MATERIALS PROVIDED:
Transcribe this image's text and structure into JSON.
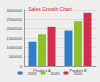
{
  "chart_data": {
    "type": "bar",
    "title": "Sales Growth Chart",
    "categories": [
      "Product A",
      "Product B"
    ],
    "series": [
      {
        "name": "2019",
        "color": "#2f7fc8",
        "values": [
          1300000,
          1900000
        ]
      },
      {
        "name": "2020",
        "color": "#8fbf2a",
        "values": [
          1700000,
          2400000
        ]
      },
      {
        "name": "2021",
        "color": "#d0304a",
        "values": [
          2100000,
          2850000
        ]
      }
    ],
    "ylim": [
      0,
      3000000
    ],
    "yticks": [
      0,
      500000,
      1000000,
      1500000,
      2000000,
      2500000,
      3000000
    ],
    "grid": true,
    "legend": "bottom"
  }
}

AIM: Give the data above again in full and unchanged, skipping the pictures.

TASK SOLUTION:
Transcribe this image's text and structure into JSON.
{
  "chart_data": {
    "type": "bar",
    "title": "Sales Growth Chart",
    "categories": [
      "Product A",
      "Product B"
    ],
    "series": [
      {
        "name": "2019",
        "color": "#2f7fc8",
        "values": [
          1300000,
          1900000
        ]
      },
      {
        "name": "2020",
        "color": "#8fbf2a",
        "values": [
          1700000,
          2400000
        ]
      },
      {
        "name": "2021",
        "color": "#d0304a",
        "values": [
          2100000,
          2850000
        ]
      }
    ],
    "ylim": [
      0,
      3000000
    ],
    "yticks": [
      0,
      500000,
      1000000,
      1500000,
      2000000,
      2500000,
      3000000
    ],
    "grid": true,
    "legend": "bottom"
  }
}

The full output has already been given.